Task
Repeat the data below exactly, dropping any pictures it holds.

Stored data
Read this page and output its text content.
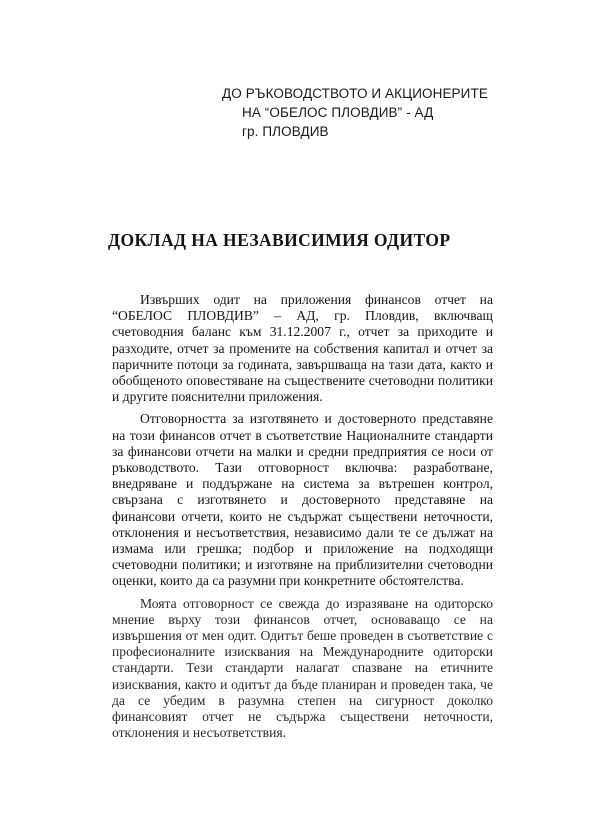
ДО РЪКОВОДСТВОТО И АКЦИОНЕРИТЕ
НА “ОБЕЛОС ПЛОВДИВ” - АД
гр. ПЛОВДИВ
ДОКЛАД НА НЕЗАВИСИМИЯ ОДИТОР

Извърших одит на приложения финансов отчет на “ОБЕЛОС ПЛОВДИВ” – АД, гр. Пловдив, включващ счетоводния баланс към 31.12.2007 г., отчет за приходите и разходите, отчет за промените на собствения капитал и отчет за паричните потоци за годината, завършваща на тази дата, както и обобщеното оповестяване на съществените счетоводни политики и другите пояснителни приложения.

Отговорността за изготвянето и достоверното представяне на този финансов отчет в съответствие Националните стандарти за финансови отчети на малки и средни предприятия се носи от ръководството. Тази отговорност включва: разработване, внедряване и поддържане на система за вътрешен контрол, свързана с изготвянето и достоверното представяне на финансови отчети, които не съдържат съществени неточности, отклонения и несъответствия, независимо дали те се дължат на измама или грешка; подбор и приложение на подходящи счетоводни политики; и изготвяне на приблизителни счетоводни оценки, които да са разумни при конкретните обстоятелства.

Моята отговорност се свежда до изразяване на одиторско мнение върху този финансов отчет, основаващо се на извършения от мен одит. Одитът беше проведен в съответствие с професионалните изисквания на Международните одиторски стандарти. Тези стандарти налагат спазване на етичните изисквания, както и одитът да бъде планиран и проведен така, че да се убедим в разумна степен на сигурност доколко финансовият отчет не съдържа съществени неточности, отклонения и несъответствия.
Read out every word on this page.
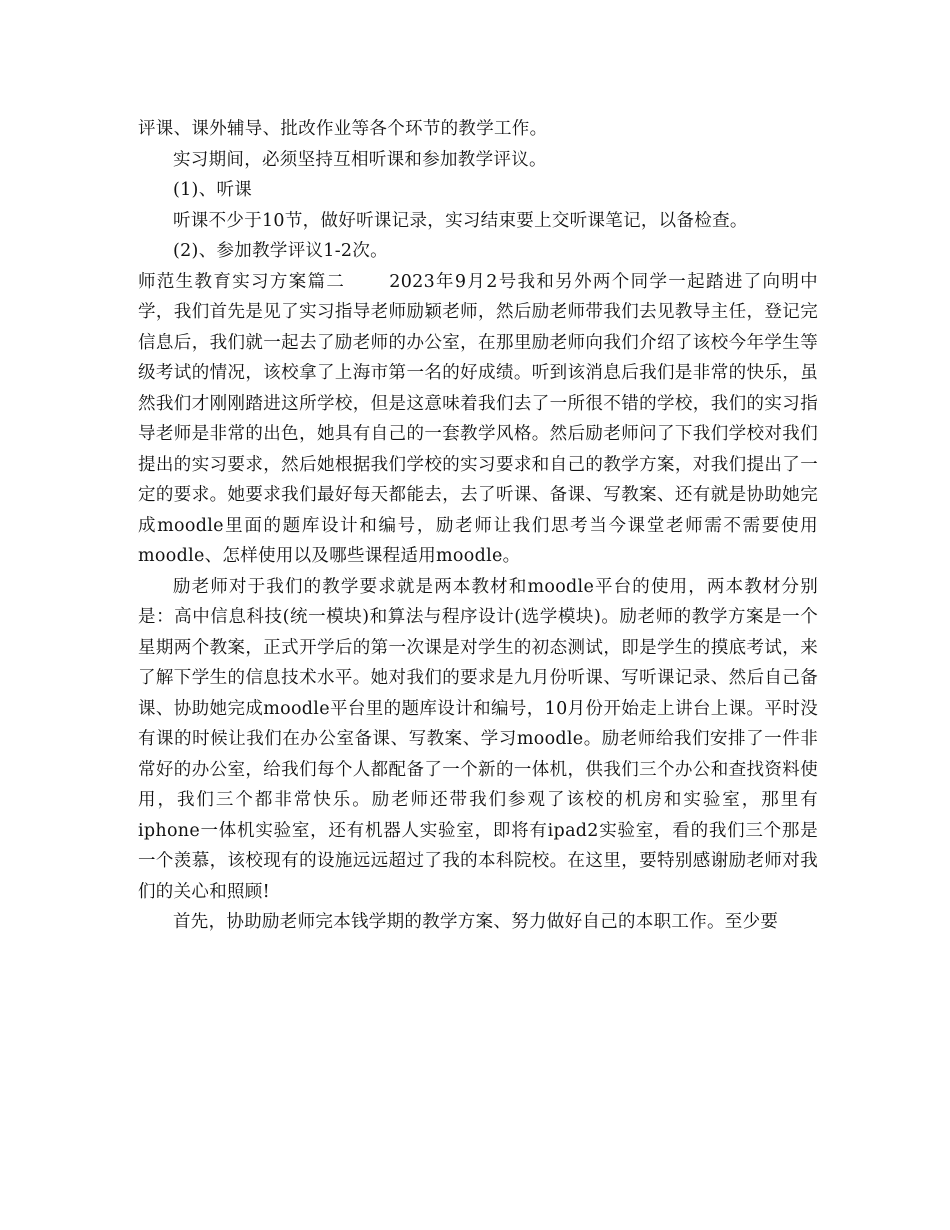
评课、课外辅导、批改作业等各个环节的教学工作。

实习期间，必须坚持互相听课和参加教学评议。

(1)、听课

听课不少于10节，做好听课记录，实习结束要上交听课笔记，以备检查。

(2)、参加教学评议1-2次。

师范生教育实习方案篇二	2023年9月2号我和另外两个同学一起踏进了向明中学，我们首先是见了实习指导老师励颖老师，然后励老师带我们去见教导主任，登记完信息后，我们就一起去了励老师的办公室，在那里励老师向我们介绍了该校今年学生等级考试的情况，该校拿了上海市第一名的好成绩。听到该消息后我们是非常的快乐，虽然我们才刚刚踏进这所学校，但是这意味着我们去了一所很不错的学校，我们的实习指导老师是非常的出色，她具有自己的一套教学风格。然后励老师问了下我们学校对我们提出的实习要求，然后她根据我们学校的实习要求和自己的教学方案，对我们提出了一定的要求。她要求我们最好每天都能去，去了听课、备课、写教案、还有就是协助她完成moodle里面的题库设计和编号，励老师让我们思考当今课堂老师需不需要使用moodle、怎样使用以及哪些课程适用moodle。

励老师对于我们的教学要求就是两本教材和moodle平台的使用，两本教材分别是：高中信息科技(统一模块)和算法与程序设计(选学模块)。励老师的教学方案是一个星期两个教案，正式开学后的第一次课是对学生的初态测试，即是学生的摸底考试，来了解下学生的信息技术水平。她对我们的要求是九月份听课、写听课记录、然后自己备课、协助她完成moodle平台里的题库设计和编号，10月份开始走上讲台上课。平时没有课的时候让我们在办公室备课、写教案、学习moodle。励老师给我们安排了一件非常好的办公室，给我们每个人都配备了一个新的一体机，供我们三个办公和查找资料使用，我们三个都非常快乐。励老师还带我们参观了该校的机房和实验室，那里有iphone一体机实验室，还有机器人实验室，即将有ipad2实验室，看的我们三个那是一个羡慕，该校现有的设施远远超过了我的本科院校。在这里，要特别感谢励老师对我们的关心和照顾!

首先，协助励老师完本钱学期的教学方案、努力做好自己的本职工作。至少要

Response to the exercise
Read this page and output its text content.
ДО РЪКОВОДСТВОТО И АКЦИОНЕРИТЕ
НА “ОБЕЛОС ПЛОВДИВ” - АД
гр. ПЛОВДИВ
ДОКЛАД НА НЕЗАВИСИМИЯ ОДИТОР

Извърших одит на приложения финансов отчет на “ОБЕЛОС ПЛОВДИВ” – АД, гр. Пловдив, включващ счетоводния баланс към 31.12.2007 г., отчет за приходите и разходите, отчет за промените на собствения капитал и отчет за паричните потоци за годината, завършваща на тази дата, както и обобщеното оповестяване на съществените счетоводни политики и другите пояснителни приложения.

Отговорността за изготвянето и достоверното представяне на този финансов отчет в съответствие Националните стандарти за финансови отчети на малки и средни предприятия се носи от ръководството. Тази отговорност включва: разработване, внедряване и поддържане на система за вътрешен контрол, свързана с изготвянето и достоверното представяне на финансови отчети, които не съдържат съществени неточности, отклонения и несъответствия, независимо дали те се дължат на измама или грешка; подбор и приложение на подходящи счетоводни политики; и изготвяне на приблизителни счетоводни оценки, които да са разумни при конкретните обстоятелства.

Моята отговорност се свежда до изразяване на одиторско мнение върху този финансов отчет, основаващо се на извършения от мен одит. Одитът беше проведен в съответствие с професионалните изисквания на Международните одиторски стандарти. Тези стандарти налагат спазване на етичните изисквания, както и одитът да бъде планиран и проведен така, че да се убедим в разумна степен на сигурност доколко финансовият отчет не съдържа съществени неточности, отклонения и несъответствия.
Read out every word on this page.
评课、课外辅导、批改作业等各个环节的教学工作。

实习期间，必须坚持互相听课和参加教学评议。

(1)、听课

听课不少于10节，做好听课记录，实习结束要上交听课笔记，以备检查。

(2)、参加教学评议1-2次。

师范生教育实习方案篇二	2023年9月2号我和另外两个同学一起踏进了向明中学，我们首先是见了实习指导老师励颖老师，然后励老师带我们去见教导主任，登记完信息后，我们就一起去了励老师的办公室，在那里励老师向我们介绍了该校今年学生等级考试的情况，该校拿了上海市第一名的好成绩。听到该消息后我们是非常的快乐，虽然我们才刚刚踏进这所学校，但是这意味着我们去了一所很不错的学校，我们的实习指导老师是非常的出色，她具有自己的一套教学风格。然后励老师问了下我们学校对我们提出的实习要求，然后她根据我们学校的实习要求和自己的教学方案，对我们提出了一定的要求。她要求我们最好每天都能去，去了听课、备课、写教案、还有就是协助她完成moodle里面的题库设计和编号，励老师让我们思考当今课堂老师需不需要使用moodle、怎样使用以及哪些课程适用moodle。

励老师对于我们的教学要求就是两本教材和moodle平台的使用，两本教材分别是：高中信息科技(统一模块)和算法与程序设计(选学模块)。励老师的教学方案是一个星期两个教案，正式开学后的第一次课是对学生的初态测试，即是学生的摸底考试，来了解下学生的信息技术水平。她对我们的要求是九月份听课、写听课记录、然后自己备课、协助她完成moodle平台里的题库设计和编号，10月份开始走上讲台上课。平时没有课的时候让我们在办公室备课、写教案、学习moodle。励老师给我们安排了一件非常好的办公室，给我们每个人都配备了一个新的一体机，供我们三个办公和查找资料使用，我们三个都非常快乐。励老师还带我们参观了该校的机房和实验室，那里有iphone一体机实验室，还有机器人实验室，即将有ipad2实验室，看的我们三个那是一个羡慕，该校现有的设施远远超过了我的本科院校。在这里，要特别感谢励老师对我们的关心和照顾!

首先，协助励老师完本钱学期的教学方案、努力做好自己的本职工作。至少要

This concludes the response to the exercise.